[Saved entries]
* BEGIN *

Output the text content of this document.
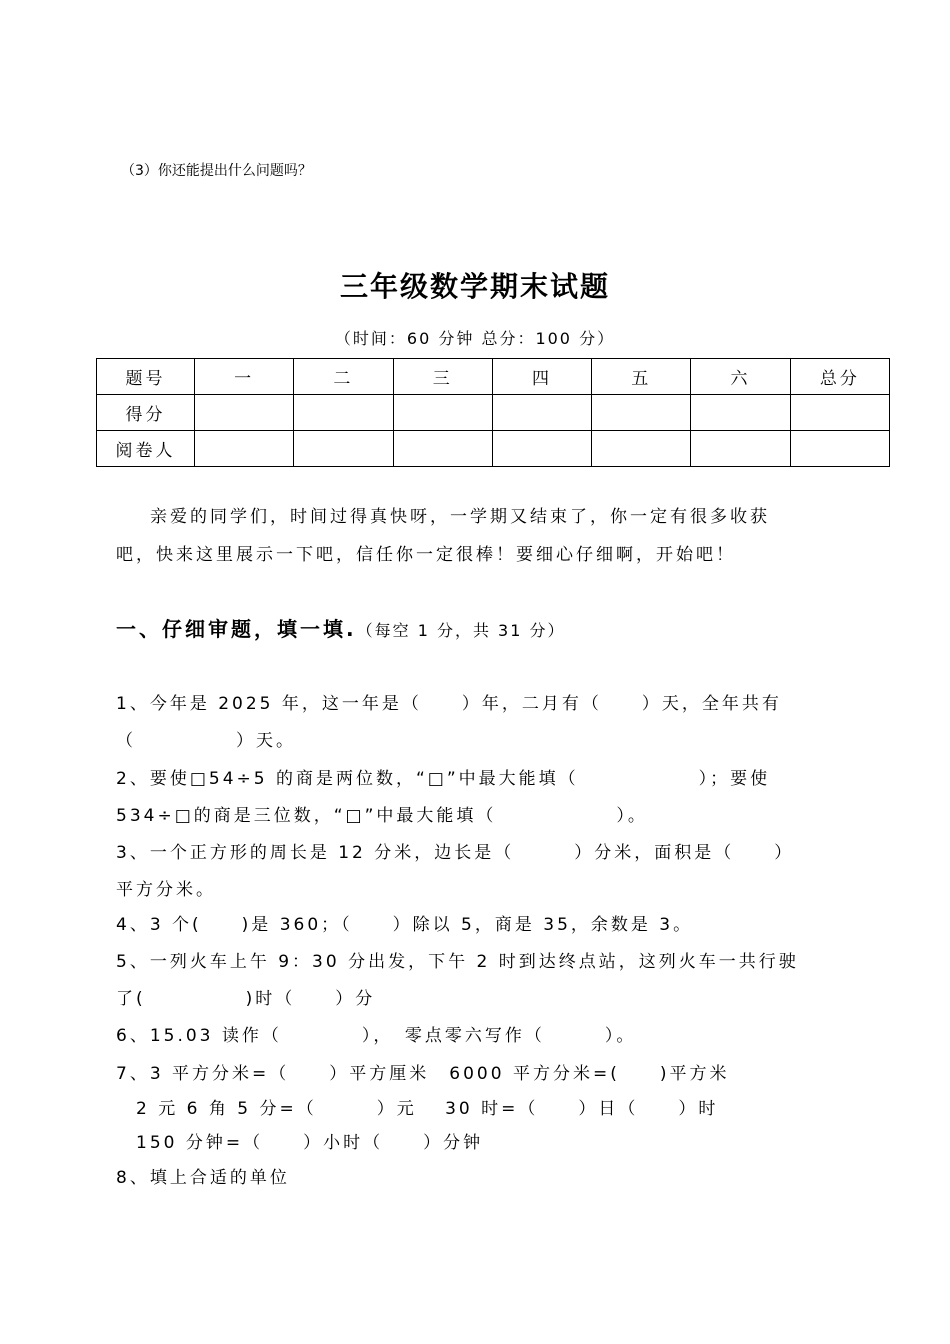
（3）你还能提出什么问题吗？
三年级数学期末试题
（时间：60 分钟 总分：100 分）
题号	一	二	三	四	五	六	总分
得分							
阅卷人							

亲爱的同学们，时间过得真快呀，一学期又结束了，你一定有很多收获

吧，快来这里展示一下吧，信任你一定很棒！要细心仔细啊，开始吧！

一、仔细审题，填一填.（每空 1 分，共 31 分）
1、今年是 2025 年，这一年是（　　）年，二月有（　　）天，全年共有
（　　　　　）天。
2、要使□54÷5 的商是两位数，“□”中最大能填（　　　　　　）；要使
534÷□的商是三位数，“□”中最大能填（　　　　　　）。
3、一个正方形的周长是 12 分米，边长是（　　　）分米，面积是（　　）
平方分米。
4、3 个(　　)是 360；（　　）除以 5，商是 35，余数是 3。
5、一列火车上午 9：30 分出发，下午 2 时到达终点站，这列火车一共行驶
了(　　　　　)时（　　）分
6、15.03 读作（　　　　），　零点零六写作（　　　）。
7、3 平方分米=（　　）平方厘米　6000 平方分米=(　　)平方米
　2 元 6 角 5 分=（　　　）元　 30 时=（　　）日（　　）时
　150 分钟=（　　）小时（　　）分钟
8、填上合适的单位
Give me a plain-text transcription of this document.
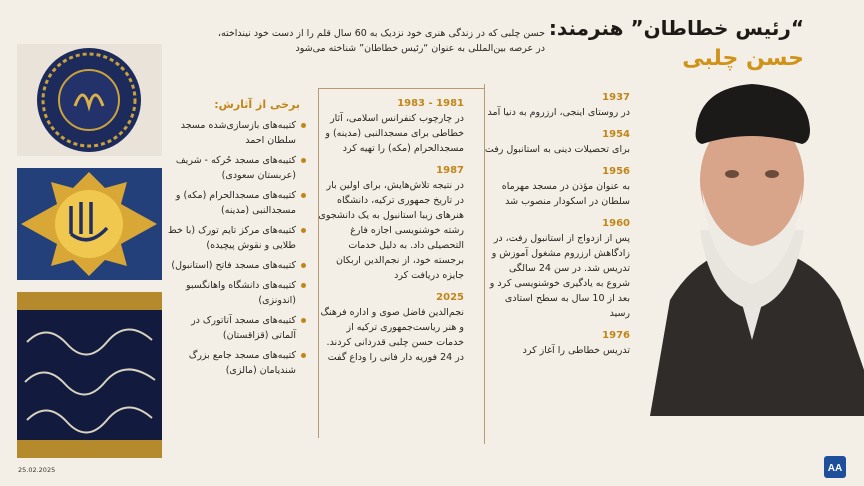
“رئیس خطاطان” هنرمند:
حسن چلبی
حسن چلبی که در زندگی هنری خود نزدیک به 60 سال قلم را از دست خود نینداخته، در عرصه بین‌المللی به عنوان “رئیس خطاطان” شناخته می‌شود

1937

در روستای اینجی، ارزروم به دنیا آمد

1954

برای تحصیلات دینی به استانبول رفت

1956

به عنوان مؤذن در مسجد مهرماه سلطان در اسکودار منصوب شد

1960

پس از ازدواج از استانبول رفت، در زادگاهش ارزروم مشغول آموزش و تدریس شد. در سن 24 سالگی شروع به یادگیری خوشنویسی کرد و بعد از 10 سال به سطح استادی رسید

1976

تدریس خطاطی را آغاز کرد

1981 - 1983

در چارچوب کنفرانس اسلامی، آثار خطاطی برای مسجدالنبی (مدینه) و مسجدالحرام (مکه) را تهیه کرد

1987

در نتیجه تلاش‌هایش، برای اولین بار در تاریخ جمهوری ترکیه، دانشگاه هنرهای زیبا استانبول به یک دانشجوی رشته خوشنویسی اجازه فارغ التحصیلی داد. به دلیل خدمات برجسته خود، از نجم‌الدین اربکان جایزه دریافت کرد

2025

نجم‌الدین فاضل صوی و اداره فرهنگ و هنر ریاست‌جمهوری ترکیه از خدمات حسن چلبی قدردانی کردند. در 24 فوریه دار فانی را وداع گفت

برخی از آثارش:
کتیبه‌های بازسازی‌شده مسجد سلطان احمد
کتیبه‌های مسجد حُرکه - شریف (عربستان سعودی)
کتیبه‌های مسجدالحرام (مکه) و مسجدالنبی (مدینه)
کتیبه‌های مرکز تایم تورک (با خط طلایی و نقوش پیچیده)
کتیبه‌های مسجد فاتح (استانبول)
کتیبه‌های دانشگاه واهانگسبو (اندونزی)
کتیبه‌های مسجد آتاتورک در آلماتی (قزاقستان)
کتیبه‌های مسجد جامع بزرگ شندیامان (مالزی)
25.02.2025	AA
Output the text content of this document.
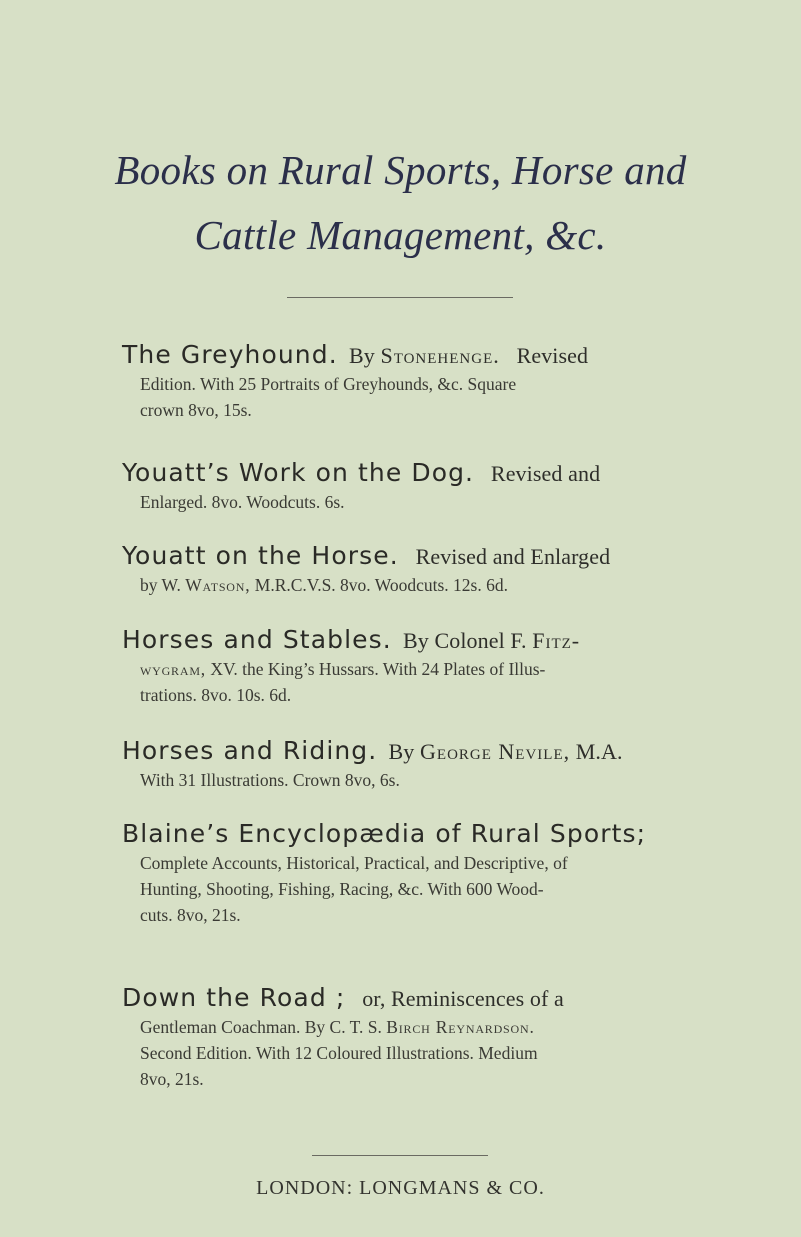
Books on Rural Sports, Horse and
Cattle Management, &c.
The Greyhound. By Stonehenge. Revised
Edition. With 25 Portraits of Greyhounds, &c. Square
crown 8vo, 15s.
Youatt’s Work on the Dog. Revised and
Enlarged. 8vo. Woodcuts. 6s.
Youatt on the Horse. Revised and Enlarged
by W. Watson, M.R.C.V.S. 8vo. Woodcuts. 12s. 6d.
Horses and Stables. By Colonel F. Fitz-
wygram, XV. the King’s Hussars. With 24 Plates of Illus-
trations. 8vo. 10s. 6d.
Horses and Riding. By George Nevile, M.A.
With 31 Illustrations. Crown 8vo, 6s.
Blaine’s Encyclopædia of Rural Sports;
Complete Accounts, Historical, Practical, and Descriptive, of
Hunting, Shooting, Fishing, Racing, &c. With 600 Wood-
cuts. 8vo, 21s.
Down the Road ; or, Reminiscences of a
Gentleman Coachman. By C. T. S. Birch Reynardson.
Second Edition. With 12 Coloured Illustrations. Medium
8vo, 21s.
LONDON: LONGMANS & CO.
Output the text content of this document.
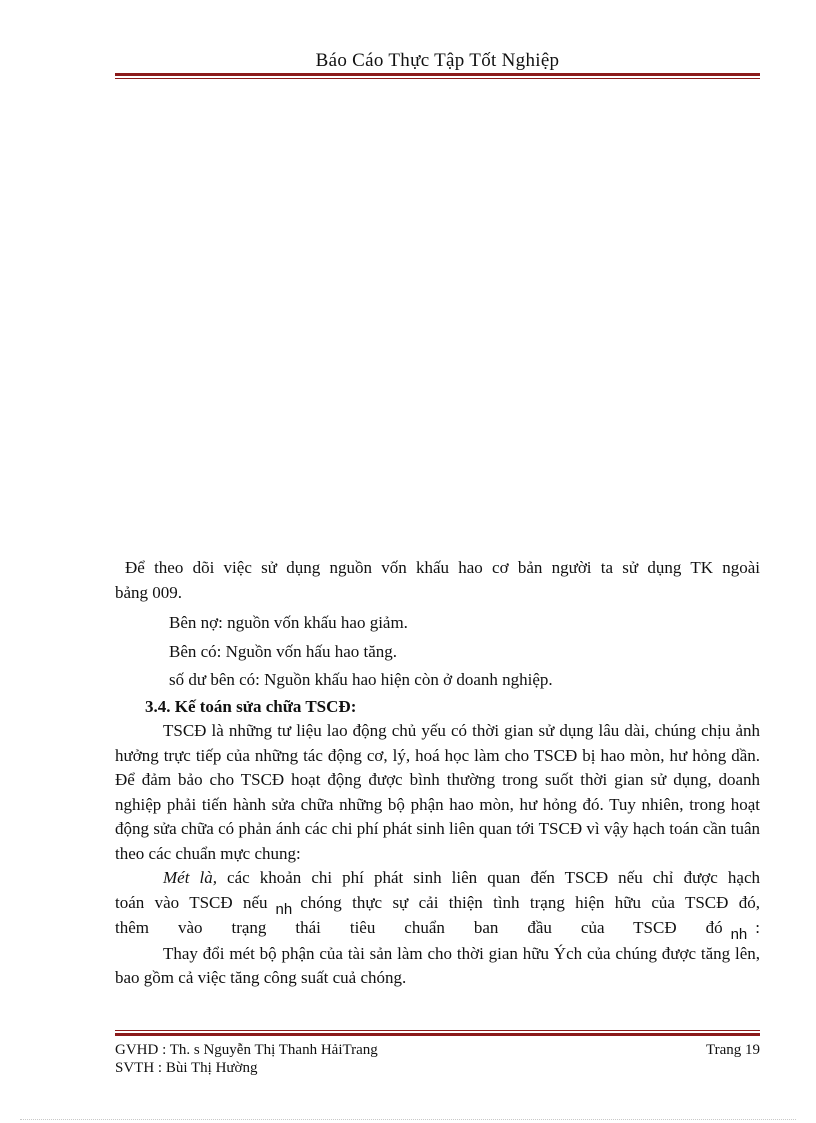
Báo Cáo Thực Tập Tốt Nghiệp

Để theo dõi việc sử dụng nguồn vốn khấu hao cơ bản người ta sử dụng TK ngoài

bảng 009.

Bên nợ: nguồn vốn khấu hao giảm.

Bên có: Nguồn vốn hấu hao tăng.

số dư bên có: Nguồn khấu hao hiện còn ở doanh nghiệp.

3.4. Kế toán sửa chữa TSCĐ:

TSCĐ là những tư liệu lao động chủ yếu có thời gian sử dụng lâu dài, chúng chịu ảnh hưởng trực tiếp của những tác động cơ, lý, hoá học làm cho TSCĐ bị hao mòn, hư hỏng dần. Để đảm bảo cho TSCĐ hoạt động được bình thường trong suốt thời gian sử dụng, doanh nghiệp phải tiến hành sửa chữa những bộ phận hao mòn, hư hỏng đó. Tuy nhiên, trong hoạt động sửa chữa có phản ánh các chi phí phát sinh liên quan tới TSCĐ vì vậy hạch toán cần tuân theo các chuẩn mực chung:

Mét là, các khoản chi phí phát sinh liên quan đến TSCĐ nếu chỉ được hạch

toán vào TSCĐ nếu nh chóng thực sự cải thiện tình trạng hiện hữu của TSCĐ đó,

thêm vào trạng thái tiêu chuẩn ban đầu của TSCĐ đó nh :

Thay đổi mét bộ phận của tài sản làm cho thời gian hữu Ých của chúng được tăng lên, bao gồm cả việc tăng công suất cuả chóng.

GVHD : Th. s Nguyễn Thị Thanh HảiTrang	Trang 19
SVTH : Bùi Thị Hường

* END *

### Given exercise
Output the records above exactly as they are, leaving out the pictures.

### Problem solution
Output the text content of this document.
（3）你还能提出什么问题吗？
三年级数学期末试题
（时间：60 分钟 总分：100 分）
题号	一	二	三	四	五	六	总分
得分							
阅卷人							

亲爱的同学们，时间过得真快呀，一学期又结束了，你一定有很多收获

吧，快来这里展示一下吧，信任你一定很棒！要细心仔细啊，开始吧！

一、仔细审题，填一填.（每空 1 分，共 31 分）
1、今年是 2025 年，这一年是（　　）年，二月有（　　）天，全年共有
（　　　　　）天。
2、要使□54÷5 的商是两位数，“□”中最大能填（　　　　　　）；要使
534÷□的商是三位数，“□”中最大能填（　　　　　　）。
3、一个正方形的周长是 12 分米，边长是（　　　）分米，面积是（　　）
平方分米。
4、3 个(　　)是 360；（　　）除以 5，商是 35，余数是 3。
5、一列火车上午 9：30 分出发，下午 2 时到达终点站，这列火车一共行驶
了(　　　　　)时（　　）分
6、15.03 读作（　　　　），　零点零六写作（　　　）。
7、3 平方分米=（　　）平方厘米　6000 平方分米=(　　)平方米
　2 元 6 角 5 分=（　　　）元　 30 时=（　　）日（　　）时
　150 分钟=（　　）小时（　　）分钟
8、填上合适的单位
Give me a plain-text transcription of this document.
“رئیس خطاطان” هنرمند:
حسن چلبی
حسن چلبی که در زندگی هنری خود نزدیک به 60 سال قلم را از دست خود نینداخته، در عرصه بین‌المللی به عنوان “رئیس خطاطان” شناخته می‌شود

1937

در روستای اینجی، ارزروم به دنیا آمد

1954

برای تحصیلات دینی به استانبول رفت

1956

به عنوان مؤذن در مسجد مهرماه سلطان در اسکودار منصوب شد

1960

پس از ازدواج از استانبول رفت، در زادگاهش ارزروم مشغول آموزش و تدریس شد. در سن 24 سالگی شروع به یادگیری خوشنویسی کرد و بعد از 10 سال به سطح استادی رسید

1976

تدریس خطاطی را آغاز کرد

1981 - 1983

در چارچوب کنفرانس اسلامی، آثار خطاطی برای مسجدالنبی (مدینه) و مسجدالحرام (مکه) را تهیه کرد

1987

در نتیجه تلاش‌هایش، برای اولین بار در تاریخ جمهوری ترکیه، دانشگاه هنرهای زیبا استانبول به یک دانشجوی رشته خوشنویسی اجازه فارغ التحصیلی داد. به دلیل خدمات برجسته خود، از نجم‌الدین اربکان جایزه دریافت کرد

2025

نجم‌الدین فاضل صوی و اداره فرهنگ و هنر ریاست‌جمهوری ترکیه از خدمات حسن چلبی قدردانی کردند. در 24 فوریه دار فانی را وداع گفت

برخی از آثارش:
کتیبه‌های بازسازی‌شده مسجد سلطان احمد
کتیبه‌های مسجد حُرکه - شریف (عربستان سعودی)
کتیبه‌های مسجدالحرام (مکه) و مسجدالنبی (مدینه)
کتیبه‌های مرکز تایم تورک (با خط طلایی و نقوش پیچیده)
کتیبه‌های مسجد فاتح (استانبول)
کتیبه‌های دانشگاه واهانگسبو (اندونزی)
کتیبه‌های مسجد آتاتورک در آلماتی (قزاقستان)
کتیبه‌های مسجد جامع بزرگ شندیامان (مالزی)
25.02.2025	AA
Output the text content of this document.
Books on Rural Sports, Horse and
Cattle Management, &c.
The Greyhound. By Stonehenge. Revised
Edition. With 25 Portraits of Greyhounds, &c. Square
crown 8vo, 15s.
Youatt’s Work on the Dog. Revised and
Enlarged. 8vo. Woodcuts. 6s.
Youatt on the Horse. Revised and Enlarged
by W. Watson, M.R.C.V.S. 8vo. Woodcuts. 12s. 6d.
Horses and Stables. By Colonel F. Fitz-
wygram, XV. the King’s Hussars. With 24 Plates of Illus-
trations. 8vo. 10s. 6d.
Horses and Riding. By George Nevile, M.A.
With 31 Illustrations. Crown 8vo, 6s.
Blaine’s Encyclopædia of Rural Sports;
Complete Accounts, Historical, Practical, and Descriptive, of
Hunting, Shooting, Fishing, Racing, &c. With 600 Wood-
cuts. 8vo, 21s.
Down the Road ; or, Reminiscences of a
Gentleman Coachman. By C. T. S. Birch Reynardson.
Second Edition. With 12 Coloured Illustrations. Medium
8vo, 21s.
LONDON: LONGMANS & CO.
Output the text content of this document.
Báo Cáo Thực Tập Tốt Nghiệp

Để theo dõi việc sử dụng nguồn vốn khấu hao cơ bản người ta sử dụng TK ngoài

bảng 009.

Bên nợ: nguồn vốn khấu hao giảm.

Bên có: Nguồn vốn hấu hao tăng.

số dư bên có: Nguồn khấu hao hiện còn ở doanh nghiệp.

3.4. Kế toán sửa chữa TSCĐ:

TSCĐ là những tư liệu lao động chủ yếu có thời gian sử dụng lâu dài, chúng chịu ảnh hưởng trực tiếp của những tác động cơ, lý, hoá học làm cho TSCĐ bị hao mòn, hư hỏng dần. Để đảm bảo cho TSCĐ hoạt động được bình thường trong suốt thời gian sử dụng, doanh nghiệp phải tiến hành sửa chữa những bộ phận hao mòn, hư hỏng đó. Tuy nhiên, trong hoạt động sửa chữa có phản ánh các chi phí phát sinh liên quan tới TSCĐ vì vậy hạch toán cần tuân theo các chuẩn mực chung:

Mét là, các khoản chi phí phát sinh liên quan đến TSCĐ nếu chỉ được hạch

toán vào TSCĐ nếu nh chóng thực sự cải thiện tình trạng hiện hữu của TSCĐ đó,

thêm vào trạng thái tiêu chuẩn ban đầu của TSCĐ đó nh :

Thay đổi mét bộ phận của tài sản làm cho thời gian hữu Ých của chúng được tăng lên, bao gồm cả việc tăng công suất cuả chóng.

GVHD : Th. s Nguyễn Thị Thanh HảiTrang	Trang 19
SVTH : Bùi Thị Hường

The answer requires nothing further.